*Work to be completed*
Could you transcribe the material below exactly, without leaving out a single line?

--- start ---

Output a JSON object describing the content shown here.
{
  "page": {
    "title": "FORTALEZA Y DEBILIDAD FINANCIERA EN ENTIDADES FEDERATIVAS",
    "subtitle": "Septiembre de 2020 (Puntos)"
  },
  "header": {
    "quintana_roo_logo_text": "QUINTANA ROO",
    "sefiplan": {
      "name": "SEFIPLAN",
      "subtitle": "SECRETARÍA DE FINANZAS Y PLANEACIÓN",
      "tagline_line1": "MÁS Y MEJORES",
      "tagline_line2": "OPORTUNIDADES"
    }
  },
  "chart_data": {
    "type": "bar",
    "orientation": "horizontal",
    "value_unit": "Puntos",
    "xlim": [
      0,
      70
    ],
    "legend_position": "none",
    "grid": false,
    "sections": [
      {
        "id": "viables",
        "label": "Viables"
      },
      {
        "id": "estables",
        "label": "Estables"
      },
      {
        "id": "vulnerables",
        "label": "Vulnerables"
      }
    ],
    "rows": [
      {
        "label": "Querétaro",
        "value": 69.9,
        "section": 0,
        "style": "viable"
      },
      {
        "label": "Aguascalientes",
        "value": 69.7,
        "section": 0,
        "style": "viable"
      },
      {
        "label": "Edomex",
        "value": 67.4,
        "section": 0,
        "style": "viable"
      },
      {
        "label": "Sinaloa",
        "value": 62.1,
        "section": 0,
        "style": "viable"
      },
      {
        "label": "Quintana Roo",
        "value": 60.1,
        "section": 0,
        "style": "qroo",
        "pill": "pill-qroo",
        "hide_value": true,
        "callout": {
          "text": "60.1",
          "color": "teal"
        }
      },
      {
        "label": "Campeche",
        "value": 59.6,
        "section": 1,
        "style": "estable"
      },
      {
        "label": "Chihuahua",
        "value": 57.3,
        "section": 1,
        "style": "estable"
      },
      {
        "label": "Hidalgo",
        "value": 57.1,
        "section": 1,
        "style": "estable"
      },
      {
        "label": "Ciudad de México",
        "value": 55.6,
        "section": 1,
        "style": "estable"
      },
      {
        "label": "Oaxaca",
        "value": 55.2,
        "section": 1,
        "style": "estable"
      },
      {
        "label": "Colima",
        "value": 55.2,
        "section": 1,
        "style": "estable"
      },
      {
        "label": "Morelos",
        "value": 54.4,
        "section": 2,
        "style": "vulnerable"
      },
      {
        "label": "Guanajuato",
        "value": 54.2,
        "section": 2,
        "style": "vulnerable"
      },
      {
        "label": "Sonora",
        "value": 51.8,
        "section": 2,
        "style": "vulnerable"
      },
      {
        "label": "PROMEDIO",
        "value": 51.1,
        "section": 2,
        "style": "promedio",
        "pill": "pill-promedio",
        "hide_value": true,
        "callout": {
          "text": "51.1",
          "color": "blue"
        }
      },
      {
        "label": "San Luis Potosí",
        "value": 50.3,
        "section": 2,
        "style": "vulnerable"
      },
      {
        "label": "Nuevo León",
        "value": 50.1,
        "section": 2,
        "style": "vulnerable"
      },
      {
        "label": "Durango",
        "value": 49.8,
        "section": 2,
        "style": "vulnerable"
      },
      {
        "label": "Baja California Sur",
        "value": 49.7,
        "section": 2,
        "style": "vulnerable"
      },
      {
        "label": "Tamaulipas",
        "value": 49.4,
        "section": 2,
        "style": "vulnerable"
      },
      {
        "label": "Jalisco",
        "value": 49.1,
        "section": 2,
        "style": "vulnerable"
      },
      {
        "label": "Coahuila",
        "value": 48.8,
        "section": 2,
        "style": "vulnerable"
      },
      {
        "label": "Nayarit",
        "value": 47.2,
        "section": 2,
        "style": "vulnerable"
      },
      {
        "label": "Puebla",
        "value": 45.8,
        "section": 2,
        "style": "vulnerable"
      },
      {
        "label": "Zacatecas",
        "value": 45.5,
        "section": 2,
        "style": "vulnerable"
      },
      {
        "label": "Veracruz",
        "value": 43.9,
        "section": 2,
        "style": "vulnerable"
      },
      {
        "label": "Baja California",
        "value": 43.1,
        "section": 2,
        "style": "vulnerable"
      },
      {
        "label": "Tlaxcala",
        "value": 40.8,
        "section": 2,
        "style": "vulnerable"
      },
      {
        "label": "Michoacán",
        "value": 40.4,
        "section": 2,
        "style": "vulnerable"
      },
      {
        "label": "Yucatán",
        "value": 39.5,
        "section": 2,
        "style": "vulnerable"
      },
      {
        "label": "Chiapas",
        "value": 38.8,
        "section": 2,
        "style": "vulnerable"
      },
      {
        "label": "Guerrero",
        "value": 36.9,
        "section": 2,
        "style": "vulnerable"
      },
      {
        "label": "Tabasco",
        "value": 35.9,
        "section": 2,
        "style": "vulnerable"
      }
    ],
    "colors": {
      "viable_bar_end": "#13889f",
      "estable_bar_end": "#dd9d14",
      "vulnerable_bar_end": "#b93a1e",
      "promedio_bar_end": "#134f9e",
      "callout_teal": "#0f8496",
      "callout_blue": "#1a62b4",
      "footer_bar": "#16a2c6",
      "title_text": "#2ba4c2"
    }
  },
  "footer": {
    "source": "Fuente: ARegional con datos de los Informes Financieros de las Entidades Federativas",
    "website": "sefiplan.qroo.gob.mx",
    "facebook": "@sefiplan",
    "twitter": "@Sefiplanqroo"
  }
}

--- end ---

*Written response*
Output a JSON object describing the content shown here.
{
  "page": {
    "title": "FORTALEZA Y DEBILIDAD FINANCIERA EN ENTIDADES FEDERATIVAS",
    "subtitle": "Septiembre de 2020 (Puntos)"
  },
  "header": {
    "quintana_roo_logo_text": "QUINTANA ROO",
    "sefiplan": {
      "name": "SEFIPLAN",
      "subtitle": "SECRETARÍA DE FINANZAS Y PLANEACIÓN",
      "tagline_line1": "MÁS Y MEJORES",
      "tagline_line2": "OPORTUNIDADES"
    }
  },
  "chart_data": {
    "type": "bar",
    "orientation": "horizontal",
    "value_unit": "Puntos",
    "xlim": [
      0,
      70
    ],
    "legend_position": "none",
    "grid": false,
    "sections": [
      {
        "id": "viables",
        "label": "Viables"
      },
      {
        "id": "estables",
        "label": "Estables"
      },
      {
        "id": "vulnerables",
        "label": "Vulnerables"
      }
    ],
    "rows": [
      {
        "label": "Querétaro",
        "value": 69.9,
        "section": 0,
        "style": "viable"
      },
      {
        "label": "Aguascalientes",
        "value": 69.7,
        "section": 0,
        "style": "viable"
      },
      {
        "label": "Edomex",
        "value": 67.4,
        "section": 0,
        "style": "viable"
      },
      {
        "label": "Sinaloa",
        "value": 62.1,
        "section": 0,
        "style": "viable"
      },
      {
        "label": "Quintana Roo",
        "value": 60.1,
        "section": 0,
        "style": "qroo",
        "pill": "pill-qroo",
        "hide_value": true,
        "callout": {
          "text": "60.1",
          "color": "teal"
        }
      },
      {
        "label": "Campeche",
        "value": 59.6,
        "section": 1,
        "style": "estable"
      },
      {
        "label": "Chihuahua",
        "value": 57.3,
        "section": 1,
        "style": "estable"
      },
      {
        "label": "Hidalgo",
        "value": 57.1,
        "section": 1,
        "style": "estable"
      },
      {
        "label": "Ciudad de México",
        "value": 55.6,
        "section": 1,
        "style": "estable"
      },
      {
        "label": "Oaxaca",
        "value": 55.2,
        "section": 1,
        "style": "estable"
      },
      {
        "label": "Colima",
        "value": 55.2,
        "section": 1,
        "style": "estable"
      },
      {
        "label": "Morelos",
        "value": 54.4,
        "section": 2,
        "style": "vulnerable"
      },
      {
        "label": "Guanajuato",
        "value": 54.2,
        "section": 2,
        "style": "vulnerable"
      },
      {
        "label": "Sonora",
        "value": 51.8,
        "section": 2,
        "style": "vulnerable"
      },
      {
        "label": "PROMEDIO",
        "value": 51.1,
        "section": 2,
        "style": "promedio",
        "pill": "pill-promedio",
        "hide_value": true,
        "callout": {
          "text": "51.1",
          "color": "blue"
        }
      },
      {
        "label": "San Luis Potosí",
        "value": 50.3,
        "section": 2,
        "style": "vulnerable"
      },
      {
        "label": "Nuevo León",
        "value": 50.1,
        "section": 2,
        "style": "vulnerable"
      },
      {
        "label": "Durango",
        "value": 49.8,
        "section": 2,
        "style": "vulnerable"
      },
      {
        "label": "Baja California Sur",
        "value": 49.7,
        "section": 2,
        "style": "vulnerable"
      },
      {
        "label": "Tamaulipas",
        "value": 49.4,
        "section": 2,
        "style": "vulnerable"
      },
      {
        "label": "Jalisco",
        "value": 49.1,
        "section": 2,
        "style": "vulnerable"
      },
      {
        "label": "Coahuila",
        "value": 48.8,
        "section": 2,
        "style": "vulnerable"
      },
      {
        "label": "Nayarit",
        "value": 47.2,
        "section": 2,
        "style": "vulnerable"
      },
      {
        "label": "Puebla",
        "value": 45.8,
        "section": 2,
        "style": "vulnerable"
      },
      {
        "label": "Zacatecas",
        "value": 45.5,
        "section": 2,
        "style": "vulnerable"
      },
      {
        "label": "Veracruz",
        "value": 43.9,
        "section": 2,
        "style": "vulnerable"
      },
      {
        "label": "Baja California",
        "value": 43.1,
        "section": 2,
        "style": "vulnerable"
      },
      {
        "label": "Tlaxcala",
        "value": 40.8,
        "section": 2,
        "style": "vulnerable"
      },
      {
        "label": "Michoacán",
        "value": 40.4,
        "section": 2,
        "style": "vulnerable"
      },
      {
        "label": "Yucatán",
        "value": 39.5,
        "section": 2,
        "style": "vulnerable"
      },
      {
        "label": "Chiapas",
        "value": 38.8,
        "section": 2,
        "style": "vulnerable"
      },
      {
        "label": "Guerrero",
        "value": 36.9,
        "section": 2,
        "style": "vulnerable"
      },
      {
        "label": "Tabasco",
        "value": 35.9,
        "section": 2,
        "style": "vulnerable"
      }
    ],
    "colors": {
      "viable_bar_end": "#13889f",
      "estable_bar_end": "#dd9d14",
      "vulnerable_bar_end": "#b93a1e",
      "promedio_bar_end": "#134f9e",
      "callout_teal": "#0f8496",
      "callout_blue": "#1a62b4",
      "footer_bar": "#16a2c6",
      "title_text": "#2ba4c2"
    }
  },
  "footer": {
    "source": "Fuente: ARegional con datos de los Informes Financieros de las Entidades Federativas",
    "website": "sefiplan.qroo.gob.mx",
    "facebook": "@sefiplan",
    "twitter": "@Sefiplanqroo"
  }
}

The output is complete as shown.